Page content records:
/---

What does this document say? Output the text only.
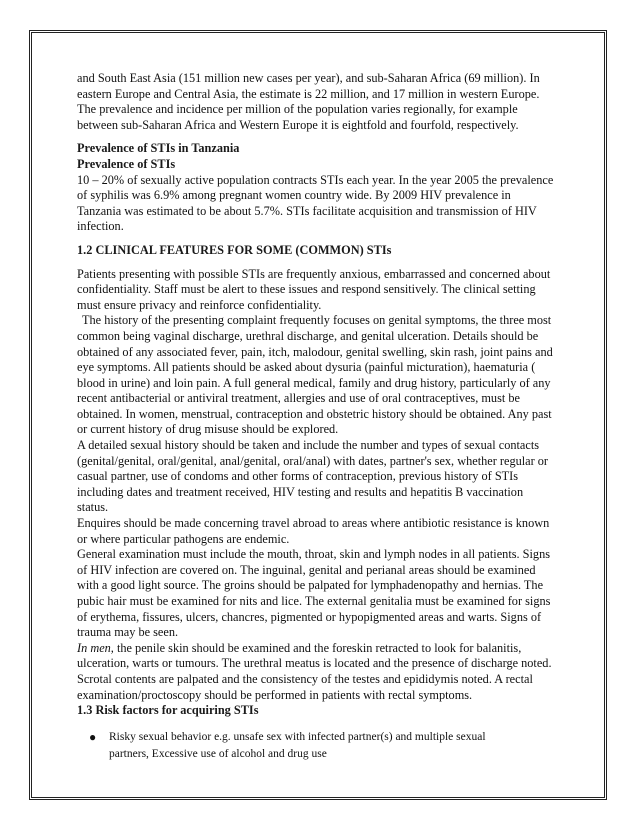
and South East Asia (151 million new cases per year), and sub-Saharan Africa (69 million). In

eastern Europe and Central Asia, the estimate is 22 million, and 17 million in western Europe.

The prevalence and incidence per million of the population varies regionally, for example

between sub-Saharan Africa and Western Europe it is eightfold and fourfold, respectively.

Prevalence of STIs in Tanzania

Prevalence of STIs

10 – 20% of sexually active population contracts STIs each year. In the year 2005 the prevalence

of syphilis was 6.9% among pregnant women country wide. By 2009 HIV prevalence in

Tanzania was estimated to be about 5.7%. STIs facilitate acquisition and transmission of HIV

infection.

1.2 CLINICAL FEATURES FOR SOME (COMMON) STIs

Patients presenting with possible STIs are frequently anxious, embarrassed and concerned about

confidentiality. Staff must be alert to these issues and respond sensitively. The clinical setting

must ensure privacy and reinforce confidentiality.

The history of the presenting complaint frequently focuses on genital symptoms, the three most

common being vaginal discharge, urethral discharge, and genital ulceration. Details should be

obtained of any associated fever, pain, itch, malodour, genital swelling, skin rash, joint pains and

eye symptoms. All patients should be asked about dysuria (painful micturation), haematuria (

blood in urine) and loin pain. A full general medical, family and drug history, particularly of any

recent antibacterial or antiviral treatment, allergies and use of oral contraceptives, must be

obtained. In women, menstrual, contraception and obstetric history should be obtained. Any past

or current history of drug misuse should be explored.

A detailed sexual history should be taken and include the number and types of sexual contacts

(genital/genital, oral/genital, anal/genital, oral/anal) with dates, partner's sex, whether regular or

casual partner, use of condoms and other forms of contraception, previous history of STIs

including dates and treatment received, HIV testing and results and hepatitis B vaccination

status.

Enquires should be made concerning travel abroad to areas where antibiotic resistance is known

or where particular pathogens are endemic.

General examination must include the mouth, throat, skin and lymph nodes in all patients. Signs

of HIV infection are covered on. The inguinal, genital and perianal areas should be examined

with a good light source. The groins should be palpated for lymphadenopathy and hernias. The

pubic hair must be examined for nits and lice. The external genitalia must be examined for signs

of erythema, fissures, ulcers, chancres, pigmented or hypopigmented areas and warts. Signs of

trauma may be seen.

In men, the penile skin should be examined and the foreskin retracted to look for balanitis,

ulceration, warts or tumours. The urethral meatus is located and the presence of discharge noted.

Scrotal contents are palpated and the consistency of the testes and epididymis noted. A rectal

examination/proctoscopy should be performed in patients with rectal symptoms.

1.3 Risk factors for acquiring STIs

● Risky sexual behavior e.g. unsafe sex with infected partner(s) and multiple sexual
partners, Excessive use of alcohol and drug use
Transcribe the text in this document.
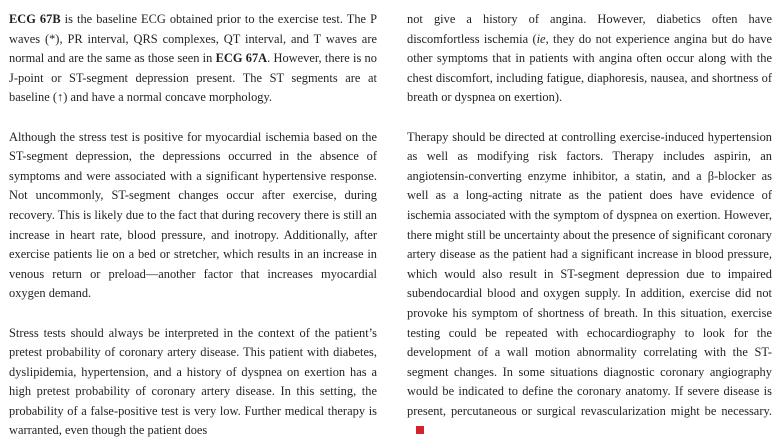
ECG 67B is the baseline ECG obtained prior to the exercise test. The P waves (*), PR interval, QRS complexes, QT interval, and T waves are normal and are the same as those seen in ECG 67A. However, there is no J-point or ST-segment depression present. The ST segments are at baseline (↑) and have a normal concave morphology.

Although the stress test is positive for myocardial ischemia based on the ST-segment depression, the depressions occurred in the absence of symptoms and were associated with a significant hypertensive response. Not uncommonly, ST-segment changes occur after exercise, during recovery. This is likely due to the fact that during recovery there is still an increase in heart rate, blood pressure, and inotropy. Additionally, after exercise patients lie on a bed or stretcher, which results in an increase in venous return or preload—another factor that increases myocardial oxygen demand.

Stress tests should always be interpreted in the context of the patient’s pretest probability of coronary artery disease. This patient with diabetes, dyslipidemia, hypertension, and a history of dyspnea on exertion has a high pretest probability of coronary artery disease. In this setting, the probability of a false-positive test is very low. Further medical therapy is warranted, even though the patient does

not give a history of angina. However, diabetics often have discomfortless ischemia (ie, they do not experience angina but do have other symptoms that in patients with angina often occur along with the chest discomfort, including fatigue, diaphoresis, nausea, and shortness of breath or dyspnea on exertion).

Therapy should be directed at controlling exercise-induced hypertension as well as modifying risk factors. Therapy includes aspirin, an angiotensin-converting enzyme inhibitor, a statin, and a β-blocker as well as a long-acting nitrate as the patient does have evidence of ischemia associated with the symptom of dyspnea on exertion. However, there might still be uncertainty about the presence of significant coronary artery disease as the patient had a significant increase in blood pressure, which would also result in ST-segment depression due to impaired subendocardial blood and oxygen supply. In addition, exercise did not provoke his symptom of shortness of breath. In this situation, exercise testing could be repeated with echocardiography to look for the development of a wall motion abnormality correlating with the ST-segment changes. In some situations diagnostic coronary angiography would be indicated to define the coronary anatomy. If severe disease is present, percutaneous or surgical revascularization might be necessary.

\---

• Task requirements:
All entries above should be printed exactly, though without their pictures.

• Solution below:
What does this document say? Output the text only.
and South East Asia (151 million new cases per year), and sub-Saharan Africa (69 million). In

eastern Europe and Central Asia, the estimate is 22 million, and 17 million in western Europe.

The prevalence and incidence per million of the population varies regionally, for example

between sub-Saharan Africa and Western Europe it is eightfold and fourfold, respectively.

Prevalence of STIs in Tanzania

Prevalence of STIs

10 – 20% of sexually active population contracts STIs each year. In the year 2005 the prevalence

of syphilis was 6.9% among pregnant women country wide. By 2009 HIV prevalence in

Tanzania was estimated to be about 5.7%. STIs facilitate acquisition and transmission of HIV

infection.

1.2 CLINICAL FEATURES FOR SOME (COMMON) STIs

Patients presenting with possible STIs are frequently anxious, embarrassed and concerned about

confidentiality. Staff must be alert to these issues and respond sensitively. The clinical setting

must ensure privacy and reinforce confidentiality.

The history of the presenting complaint frequently focuses on genital symptoms, the three most

common being vaginal discharge, urethral discharge, and genital ulceration. Details should be

obtained of any associated fever, pain, itch, malodour, genital swelling, skin rash, joint pains and

eye symptoms. All patients should be asked about dysuria (painful micturation), haematuria (

blood in urine) and loin pain. A full general medical, family and drug history, particularly of any

recent antibacterial or antiviral treatment, allergies and use of oral contraceptives, must be

obtained. In women, menstrual, contraception and obstetric history should be obtained. Any past

or current history of drug misuse should be explored.

A detailed sexual history should be taken and include the number and types of sexual contacts

(genital/genital, oral/genital, anal/genital, oral/anal) with dates, partner's sex, whether regular or

casual partner, use of condoms and other forms of contraception, previous history of STIs

including dates and treatment received, HIV testing and results and hepatitis B vaccination

status.

Enquires should be made concerning travel abroad to areas where antibiotic resistance is known

or where particular pathogens are endemic.

General examination must include the mouth, throat, skin and lymph nodes in all patients. Signs

of HIV infection are covered on. The inguinal, genital and perianal areas should be examined

with a good light source. The groins should be palpated for lymphadenopathy and hernias. The

pubic hair must be examined for nits and lice. The external genitalia must be examined for signs

of erythema, fissures, ulcers, chancres, pigmented or hypopigmented areas and warts. Signs of

trauma may be seen.

In men, the penile skin should be examined and the foreskin retracted to look for balanitis,

ulceration, warts or tumours. The urethral meatus is located and the presence of discharge noted.

Scrotal contents are palpated and the consistency of the testes and epididymis noted. A rectal

examination/proctoscopy should be performed in patients with rectal symptoms.

1.3 Risk factors for acquiring STIs

● Risky sexual behavior e.g. unsafe sex with infected partner(s) and multiple sexual
partners, Excessive use of alcohol and drug use
Transcribe the text in this document.
ECG 67B is the baseline ECG obtained prior to the exercise test. The P waves (*), PR interval, QRS complexes, QT interval, and T waves are normal and are the same as those seen in ECG 67A. However, there is no J-point or ST-segment depression present. The ST segments are at baseline (↑) and have a normal concave morphology.

Although the stress test is positive for myocardial ischemia based on the ST-segment depression, the depressions occurred in the absence of symptoms and were associated with a significant hypertensive response. Not uncommonly, ST-segment changes occur after exercise, during recovery. This is likely due to the fact that during recovery there is still an increase in heart rate, blood pressure, and inotropy. Additionally, after exercise patients lie on a bed or stretcher, which results in an increase in venous return or preload—another factor that increases myocardial oxygen demand.

Stress tests should always be interpreted in the context of the patient’s pretest probability of coronary artery disease. This patient with diabetes, dyslipidemia, hypertension, and a history of dyspnea on exertion has a high pretest probability of coronary artery disease. In this setting, the probability of a false-positive test is very low. Further medical therapy is warranted, even though the patient does

not give a history of angina. However, diabetics often have discomfortless ischemia (ie, they do not experience angina but do have other symptoms that in patients with angina often occur along with the chest discomfort, including fatigue, diaphoresis, nausea, and shortness of breath or dyspnea on exertion).

Therapy should be directed at controlling exercise-induced hypertension as well as modifying risk factors. Therapy includes aspirin, an angiotensin-converting enzyme inhibitor, a statin, and a β-blocker as well as a long-acting nitrate as the patient does have evidence of ischemia associated with the symptom of dyspnea on exertion. However, there might still be uncertainty about the presence of significant coronary artery disease as the patient had a significant increase in blood pressure, which would also result in ST-segment depression due to impaired subendocardial blood and oxygen supply. In addition, exercise did not provoke his symptom of shortness of breath. In this situation, exercise testing could be repeated with echocardiography to look for the development of a wall motion abnormality correlating with the ST-segment changes. In some situations diagnostic coronary angiography would be indicated to define the coronary anatomy. If severe disease is present, percutaneous or surgical revascularization might be necessary.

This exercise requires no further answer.